Excerpted text =
OCP & lemmatisation?

Katja Lenz (Katja.Lenz@Uni-Koeln.DE)
Tue, 16 Jul 1996 17:19:50 +0200 (MST)

Dear `Corpora'-subscribers,

I'm a postgrad student - not too computer literate (so try and keep it
simple, please) but at least interested. I have a problem using Micro-OCP
and I would like to know whether there's maybe a newer version of it available
(I think mine is from 1988) or if you can help me with my problem (or
know someone who might...).

For my PhD-thesis I'm currently analysing Scottish drama texts and trying
to find out about their usees of Scots dialect(s) (forms and functions).
I would like to be able to make meaningful statements about the density of
Scots vocabulary in the individual texts, but I can only do so (I think)
if I can lemmatise the texts, so the concordance will not count spelling
variations between Scots and English as individual words (same goes for
inflexional forms which I would like to group under one headword rather
than having them count as separate types).

My version of OCP allows only a limited number of such headwords to be
defined in the commands file. The manual says: up to three hundred. For
the text I'm trying to analyse just now I have about four hundred - and
there are bound to be more in some of the other texts... What can I do? I
would like to stick with OCP (not least because I'm lazy and wouldn't
like to have to change software and textformat again).

I have checked the WWW and found LEXA. But that's too expensive for me,
and I'm also not quite sure whether it can do both (lemmatisation and
concordancing). I certainly don't want to deal with two enemies at the
same time...

Can you help at all? Thank you for a reply,

Best wishes,

Katja Lenz

What to do = Copy the post about lemmatising with OCP, starting with "if I can lemmatise" and going on through "and textformat again).", but put "configuration file" in place of "commands file".

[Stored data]
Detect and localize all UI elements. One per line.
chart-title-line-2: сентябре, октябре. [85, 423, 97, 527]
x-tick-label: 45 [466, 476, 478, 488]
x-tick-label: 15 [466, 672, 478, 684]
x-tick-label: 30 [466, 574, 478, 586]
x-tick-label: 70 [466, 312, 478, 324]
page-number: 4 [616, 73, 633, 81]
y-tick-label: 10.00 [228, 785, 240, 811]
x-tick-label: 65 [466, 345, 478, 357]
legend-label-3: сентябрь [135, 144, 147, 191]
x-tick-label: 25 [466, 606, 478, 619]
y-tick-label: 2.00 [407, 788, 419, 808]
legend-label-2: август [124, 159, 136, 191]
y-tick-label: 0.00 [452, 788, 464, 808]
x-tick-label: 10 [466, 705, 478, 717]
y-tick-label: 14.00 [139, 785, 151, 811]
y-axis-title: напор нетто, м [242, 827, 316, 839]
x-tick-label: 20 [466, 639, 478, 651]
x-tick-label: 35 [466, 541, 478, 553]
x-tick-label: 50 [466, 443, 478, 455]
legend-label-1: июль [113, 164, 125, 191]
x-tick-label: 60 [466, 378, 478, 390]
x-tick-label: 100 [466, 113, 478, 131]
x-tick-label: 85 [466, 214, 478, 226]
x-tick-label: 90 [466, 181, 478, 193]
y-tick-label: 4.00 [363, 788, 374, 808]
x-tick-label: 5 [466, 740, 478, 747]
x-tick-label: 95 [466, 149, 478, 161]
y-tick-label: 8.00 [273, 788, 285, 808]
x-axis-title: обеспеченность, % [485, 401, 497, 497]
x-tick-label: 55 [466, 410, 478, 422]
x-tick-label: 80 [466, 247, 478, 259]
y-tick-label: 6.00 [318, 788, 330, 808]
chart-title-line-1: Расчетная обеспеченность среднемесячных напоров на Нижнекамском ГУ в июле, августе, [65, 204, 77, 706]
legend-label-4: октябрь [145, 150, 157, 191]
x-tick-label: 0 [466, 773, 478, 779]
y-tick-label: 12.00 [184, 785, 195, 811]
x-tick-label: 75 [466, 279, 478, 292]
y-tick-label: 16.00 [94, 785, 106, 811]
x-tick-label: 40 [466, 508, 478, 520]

Worked solution =
if I can lemmatise the texts, so the concordance will not count spelling
variations between Scots and English as individual words (same goes for
inflexional forms which I would like to group under one headword rather
than having them count as separate types).

My version of OCP allows only a limited number of such headwords to be
defined in the configuration file. The manual says: up to three hundred. For
the text I'm trying to analyse just now I have about four hundred - and
there are bound to be more in some of the other texts... What can I do? I
would like to stick with OCP (not least because I'm lazy and wouldn't
like to have to change software and textformat again).